====== LESETEXT

Schwäbische Zeitung (Bad Saulgau)
„Free Deniz Yücel!“
Die Fakten sprechen für sich. Der deutsche Journalist Deniz Yücel sitzt seit einem Jahr ohne konkrete Anklageschrift im türkischen Gefängnis. Statt eines rechtsstaatlichen Verfahrens gab es lediglich eine persönliche Vorverurteilung („deutscher Agent“) vom türkischen Präsidenten Recep Tayyip Erdogan. Es braucht keine Fantasie, um bei der Betrachtung der vergangenen zwölf Monate festzustellen, dass diese Festsetzung einer Geiselhaft gleicht, mit der Erdogan politische Ziele gegenüber Deutschland durchsetzen will.
Mit Repression geht Ankara seit dem Putschversuch 2016 gegen die inländische Opposition vor. NatoVerbündete, die eine andere Sicht der Dinge haben, müssen Pöbeleien und wüste rhetorische Angriffe über sich ergehen lassen. Noch schlimmer trifft es die syrischen Kurden, die Erdogan mit Gewalt und Krieg überzieht. Medienvertreter, die all das dokumentieren, sind Erdogan ein Dorn im Auge.

============

#### [AUFGABE 1]
Schreiben Sie aus dem Text über Deniz Yücel den Abschnitt von „Mit Repression geht“ bis „Dorn im Auge.“ wörtlich ab.

====== ARBEITSMATERIAL

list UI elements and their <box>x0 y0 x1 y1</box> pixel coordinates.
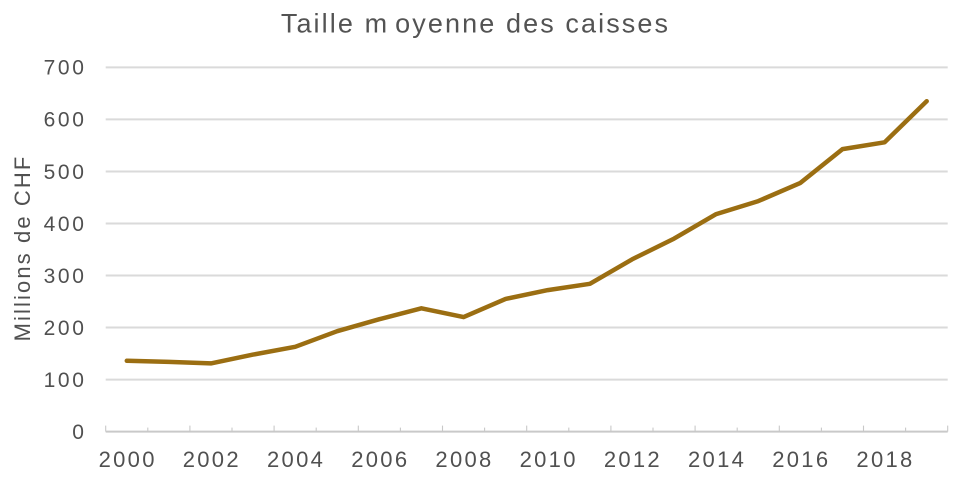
svg-text:500: 500 <box>44 161 87 184</box>
svg-text:2016: 2016 <box>772 447 830 472</box>
svg-text:2006: 2006 <box>351 447 409 472</box>
svg-text:700: 700 <box>44 57 87 80</box>
svg-text:2018: 2018 <box>856 447 914 472</box>
svg-text:Millions de CHF: Millions de CHF <box>10 155 35 342</box>
svg-text:400: 400 <box>44 213 87 236</box>
svg-text:2014: 2014 <box>688 447 746 472</box>
svg-text:300: 300 <box>44 265 87 288</box>
svg-text:2010: 2010 <box>520 447 578 472</box>
svg-text:0: 0 <box>72 421 86 444</box>
svg-text:600: 600 <box>44 109 87 132</box>
svg-text:2004: 2004 <box>267 447 325 472</box>
svg-text:2008: 2008 <box>435 447 493 472</box>
svg-text:2012: 2012 <box>604 447 662 472</box>
svg-text:200: 200 <box>44 317 87 340</box>
svg-text:2002: 2002 <box>183 447 241 472</box>
svg-text:2000: 2000 <box>99 447 157 472</box>
svg-text:100: 100 <box>44 369 87 392</box>
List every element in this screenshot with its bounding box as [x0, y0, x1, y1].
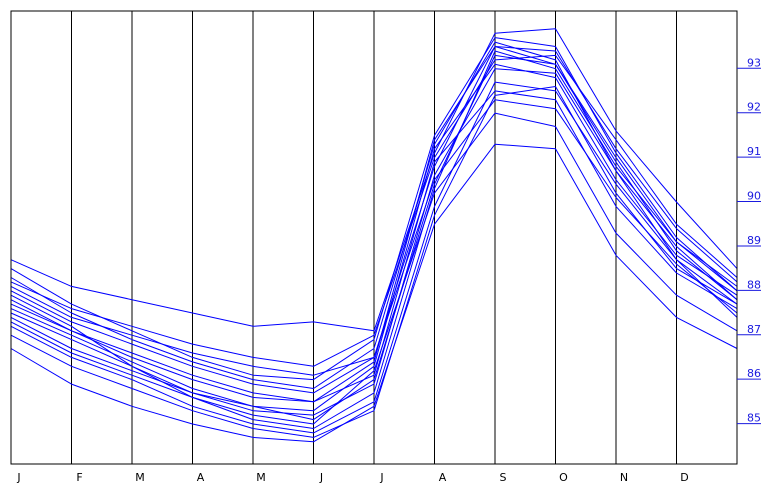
series-line: [10, 28, 738, 332]
x-tick-label: D: [680, 471, 688, 484]
series-line: [10, 46, 738, 403]
series-lines: [10, 28, 738, 443]
x-tick-label: N: [620, 471, 628, 484]
series-line: [10, 68, 738, 416]
series-line: [10, 90, 738, 403]
y-tick-label: 92: [747, 101, 761, 114]
x-tick-label: O: [559, 471, 568, 484]
series-line: [10, 37, 738, 381]
x-tick-label: S: [500, 471, 507, 484]
y-tick-label: 89: [747, 234, 761, 247]
x-tick-label: A: [197, 471, 205, 484]
series-line: [10, 86, 738, 438]
x-tick-label: M: [256, 471, 266, 484]
series-line: [10, 50, 738, 429]
series-line: [10, 54, 738, 421]
y-tick-label: 86: [747, 367, 761, 380]
y-tick-label: 88: [747, 278, 761, 291]
x-tick-label: M: [135, 471, 145, 484]
x-tick-label: J: [319, 471, 323, 484]
y-tick-label: 90: [747, 190, 761, 203]
x-tick-label: J: [379, 471, 383, 484]
series-line: [10, 54, 738, 367]
y-axis: 85 86 87 88 89 90 91 92 93: [737, 56, 761, 425]
series-line: [10, 63, 738, 412]
series-line: [10, 81, 738, 434]
y-tick-label: 91: [747, 145, 761, 158]
x-tick-label: F: [76, 471, 82, 484]
series-line: [10, 143, 738, 443]
vertical-gridlines: [71, 11, 677, 464]
y-tick-label: 93: [747, 56, 761, 69]
y-tick-label: 87: [747, 323, 761, 336]
x-tick-label: J: [16, 471, 20, 484]
y-tick-label: 85: [747, 412, 761, 425]
series-line: [10, 99, 738, 376]
x-tick-label: A: [439, 471, 447, 484]
plot-frame: [10, 10, 738, 465]
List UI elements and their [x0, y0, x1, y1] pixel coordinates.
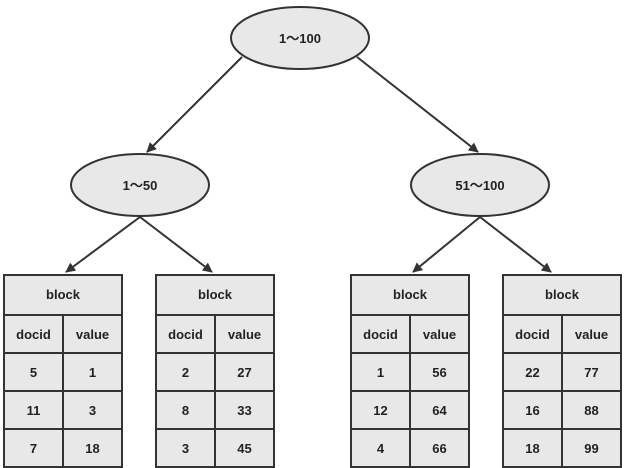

============

#### [AUFGABE 2]
Filtern Sie aus den Datensätzen jede Zeile heraus, die die Zeichenfolge „coordinates“ enthält, und geben Sie diese Zeilen wieder.

#### [ANTWORT 1]
Mit Repression geht Ankara seit dem Putschversuch 2016 gegen die inländische Opposition vor. NatoVerbündete, die eine andere Sicht der Dinge haben, müssen Pöbeleien und wüste rhetorische Angriffe über sich ergehen lassen. Noch schlimmer trifft es die syrischen Kurden, die Erdogan mit Gewalt und Krieg überzieht. Medienvertreter, die all das dokumentieren, sind Erdogan ein Dorn im Auge.

#### [ANTWORT 2]
list UI elements and their <box>x0 y0 x1 y1</box> pixel coordinates.
List UI elements and their [x0, y0, x1, y1] pixel coordinates.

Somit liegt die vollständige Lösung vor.